▶ **TASK MATERIAL**:
----------

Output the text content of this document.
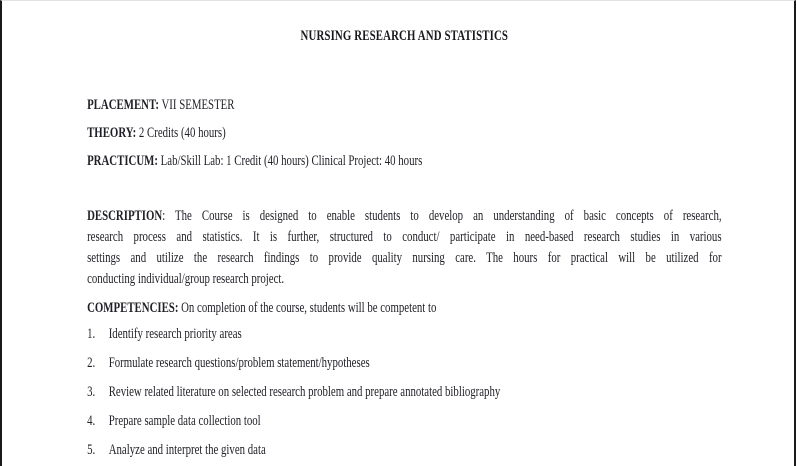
NURSING RESEARCH AND STATISTICS
PLACEMENT: VII SEMESTER
THEORY: 2 Credits (40 hours)
PRACTICUM: Lab/Skill Lab: 1 Credit (40 hours) Clinical Project: 40 hours
DESCRIPTION: The Course is designed to enable students to develop an understanding of basic concepts of research,
research process and statistics. It is further, structured to conduct/ participate in need-based research studies in various
settings and utilize the research findings to provide quality nursing care. The hours for practical will be utilized for
conducting individual/group research project.
COMPETENCIES: On completion of the course, students will be competent to
1. Identify research priority areas
2. Formulate research questions/problem statement/hypotheses
3. Review related literature on selected research problem and prepare annotated bibliography
4. Prepare sample data collection tool
5. Analyze and interpret the given data
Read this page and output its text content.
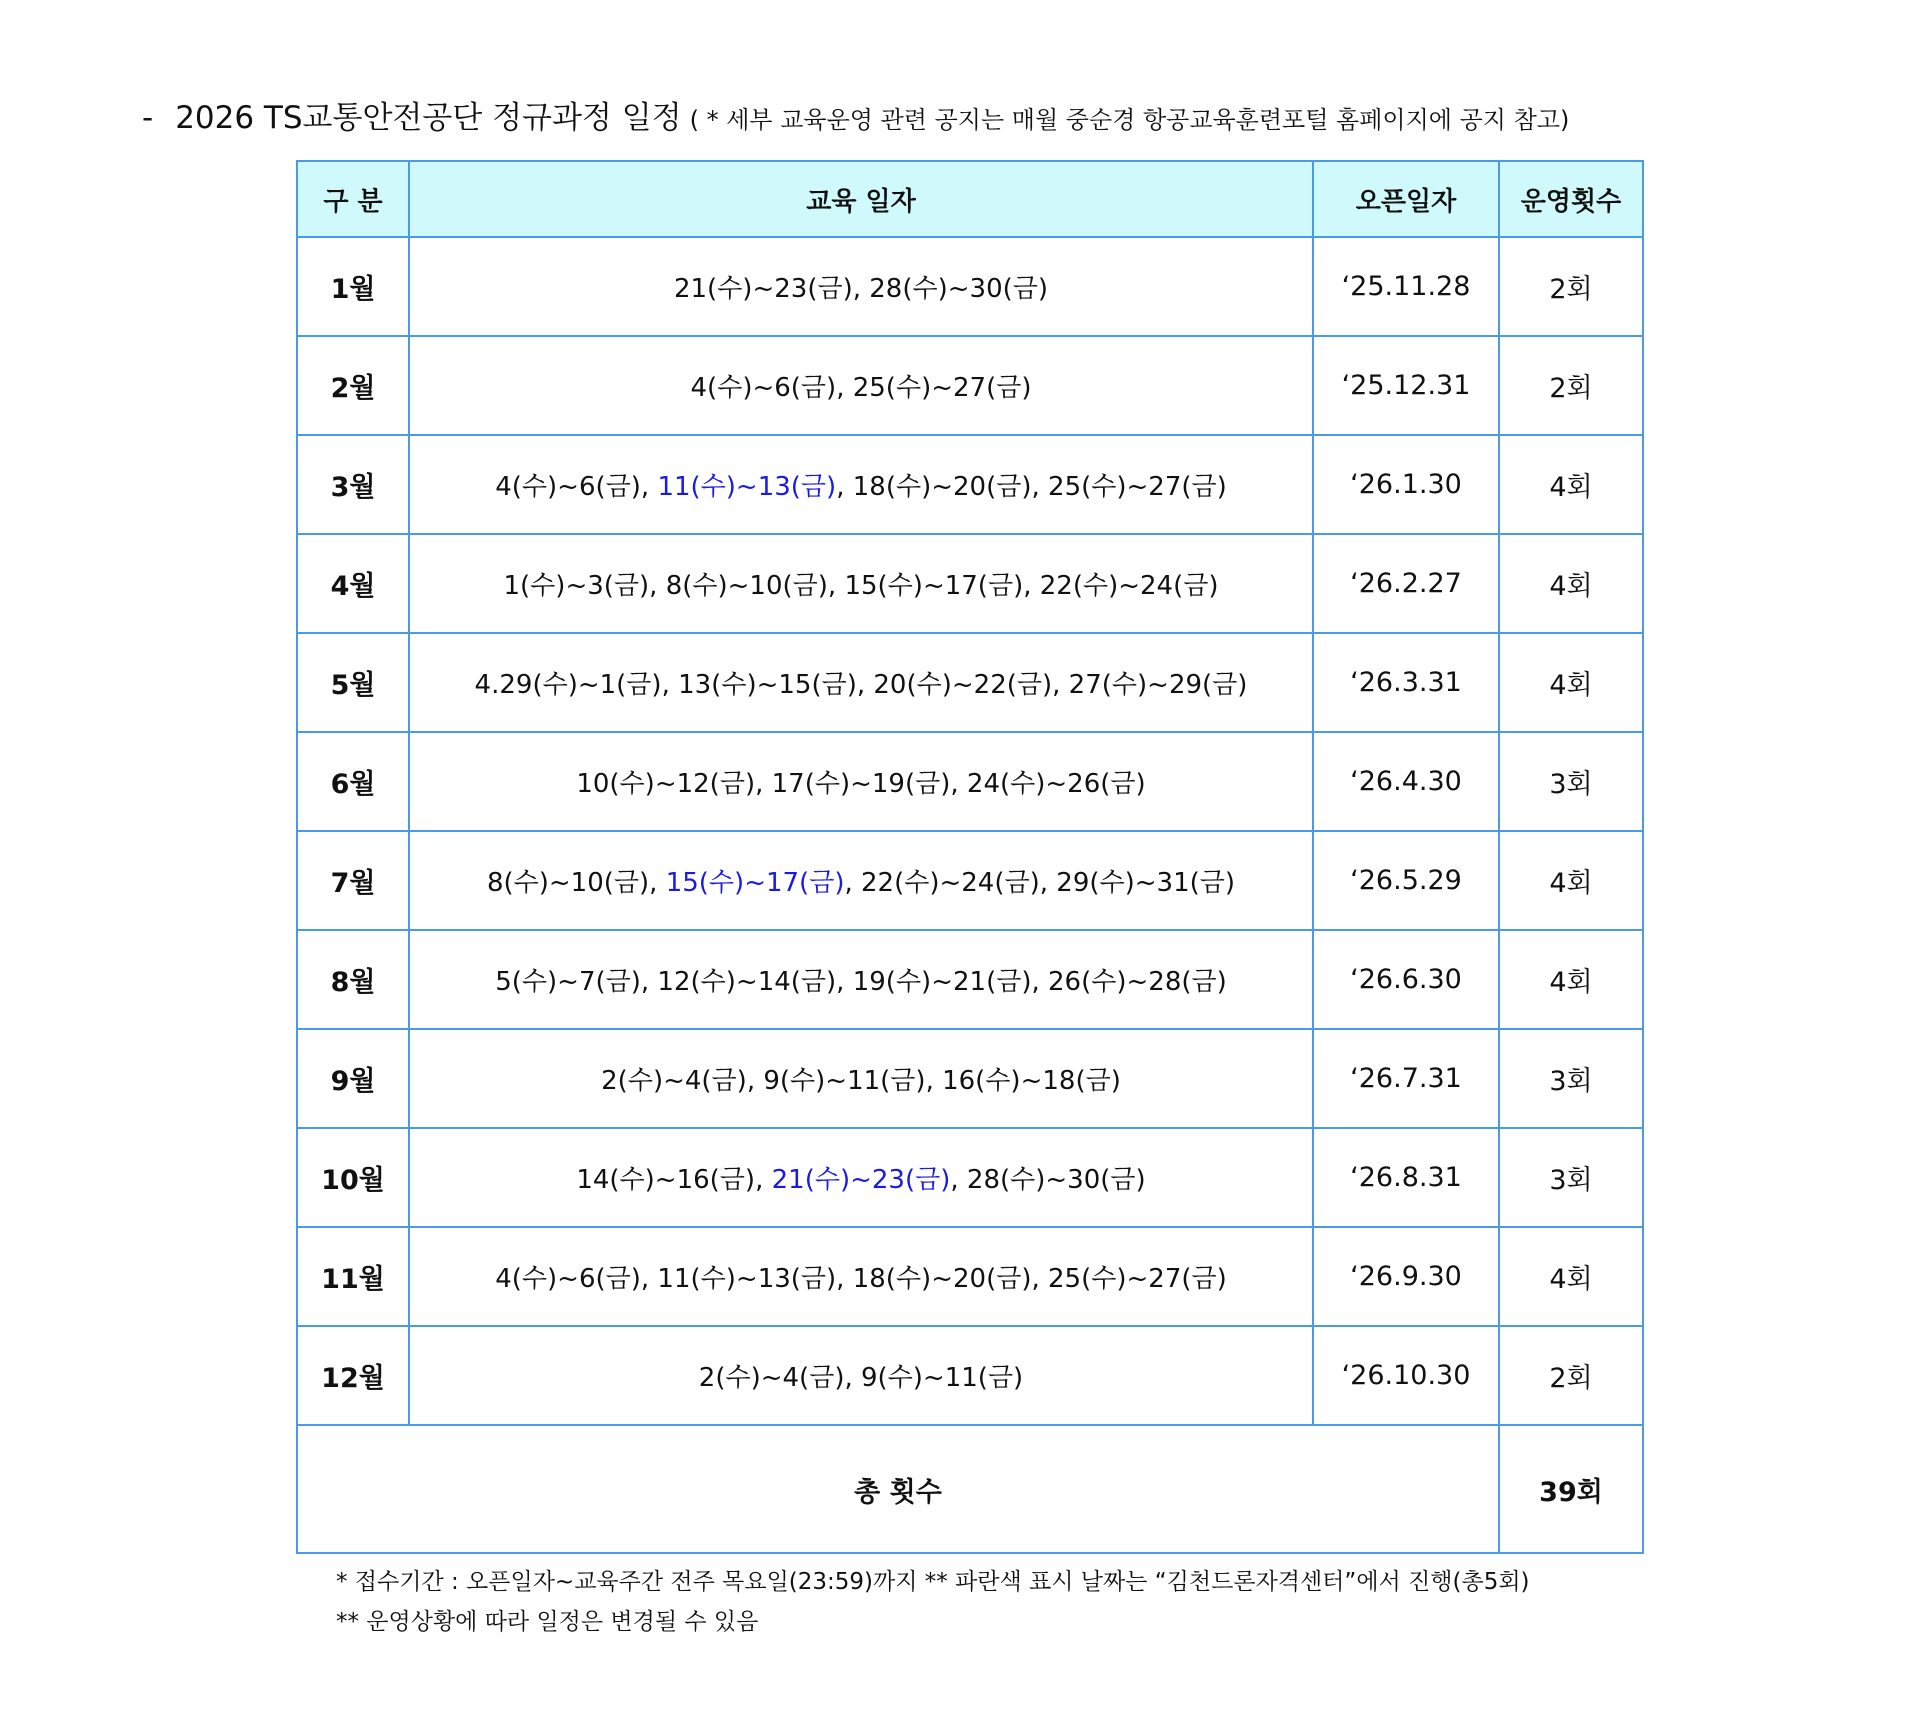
- 2026 TS교통안전공단 정규과정 일정 ( * 세부 교육운영 관련 공지는 매월 중순경 항공교육훈련포털 홈페이지에 공지 참고)
구 분	교육 일자	오픈일자	운영횟수
1월	21(수)~23(금), 28(수)~30(금)	‘25.11.28	2회
2월	4(수)~6(금), 25(수)~27(금)	‘25.12.31	2회
3월	4(수)~6(금), 11(수)~13(금), 18(수)~20(금), 25(수)~27(금)	‘26.1.30	4회
4월	1(수)~3(금), 8(수)~10(금), 15(수)~17(금), 22(수)~24(금)	‘26.2.27	4회
5월	4.29(수)~1(금), 13(수)~15(금), 20(수)~22(금), 27(수)~29(금)	‘26.3.31	4회
6월	10(수)~12(금), 17(수)~19(금), 24(수)~26(금)	‘26.4.30	3회
7월	8(수)~10(금), 15(수)~17(금), 22(수)~24(금), 29(수)~31(금)	‘26.5.29	4회
8월	5(수)~7(금), 12(수)~14(금), 19(수)~21(금), 26(수)~28(금)	‘26.6.30	4회
9월	2(수)~4(금), 9(수)~11(금), 16(수)~18(금)	‘26.7.31	3회
10월	14(수)~16(금), 21(수)~23(금), 28(수)~30(금)	‘26.8.31	3회
11월	4(수)~6(금), 11(수)~13(금), 18(수)~20(금), 25(수)~27(금)	‘26.9.30	4회
12월	2(수)~4(금), 9(수)~11(금)	‘26.10.30	2회
총 횟수			39회
* 접수기간 : 오픈일자~교육주간 전주 목요일(23:59)까지 ** 파란색 표시 날짜는 “김천드론자격센터”에서 진행(총5회)
** 운영상황에 따라 일정은 변경될 수 있음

----------

Take the listing above and restate it word for word, without its pictures.

Output the text content of this document.
NURSING RESEARCH AND STATISTICS
PLACEMENT: VII SEMESTER
THEORY: 2 Credits (40 hours)
PRACTICUM: Lab/Skill Lab: 1 Credit (40 hours) Clinical Project: 40 hours
DESCRIPTION: The Course is designed to enable students to develop an understanding of basic concepts of research,
research process and statistics. It is further, structured to conduct/ participate in need-based research studies in various
settings and utilize the research findings to provide quality nursing care. The hours for practical will be utilized for
conducting individual/group research project.
COMPETENCIES: On completion of the course, students will be competent to
1. Identify research priority areas
2. Formulate research questions/problem statement/hypotheses
3. Review related literature on selected research problem and prepare annotated bibliography
4. Prepare sample data collection tool
5. Analyze and interpret the given data
Read this page and output its text content.
- 2026 TS교통안전공단 정규과정 일정 ( * 세부 교육운영 관련 공지는 매월 중순경 항공교육훈련포털 홈페이지에 공지 참고)
구 분	교육 일자	오픈일자	운영횟수
1월	21(수)~23(금), 28(수)~30(금)	‘25.11.28	2회
2월	4(수)~6(금), 25(수)~27(금)	‘25.12.31	2회
3월	4(수)~6(금), 11(수)~13(금), 18(수)~20(금), 25(수)~27(금)	‘26.1.30	4회
4월	1(수)~3(금), 8(수)~10(금), 15(수)~17(금), 22(수)~24(금)	‘26.2.27	4회
5월	4.29(수)~1(금), 13(수)~15(금), 20(수)~22(금), 27(수)~29(금)	‘26.3.31	4회
6월	10(수)~12(금), 17(수)~19(금), 24(수)~26(금)	‘26.4.30	3회
7월	8(수)~10(금), 15(수)~17(금), 22(수)~24(금), 29(수)~31(금)	‘26.5.29	4회
8월	5(수)~7(금), 12(수)~14(금), 19(수)~21(금), 26(수)~28(금)	‘26.6.30	4회
9월	2(수)~4(금), 9(수)~11(금), 16(수)~18(금)	‘26.7.31	3회
10월	14(수)~16(금), 21(수)~23(금), 28(수)~30(금)	‘26.8.31	3회
11월	4(수)~6(금), 11(수)~13(금), 18(수)~20(금), 25(수)~27(금)	‘26.9.30	4회
12월	2(수)~4(금), 9(수)~11(금)	‘26.10.30	2회
총 횟수			39회
* 접수기간 : 오픈일자~교육주간 전주 목요일(23:59)까지 ** 파란색 표시 날짜는 “김천드론자격센터”에서 진행(총5회)
** 운영상황에 따라 일정은 변경될 수 있음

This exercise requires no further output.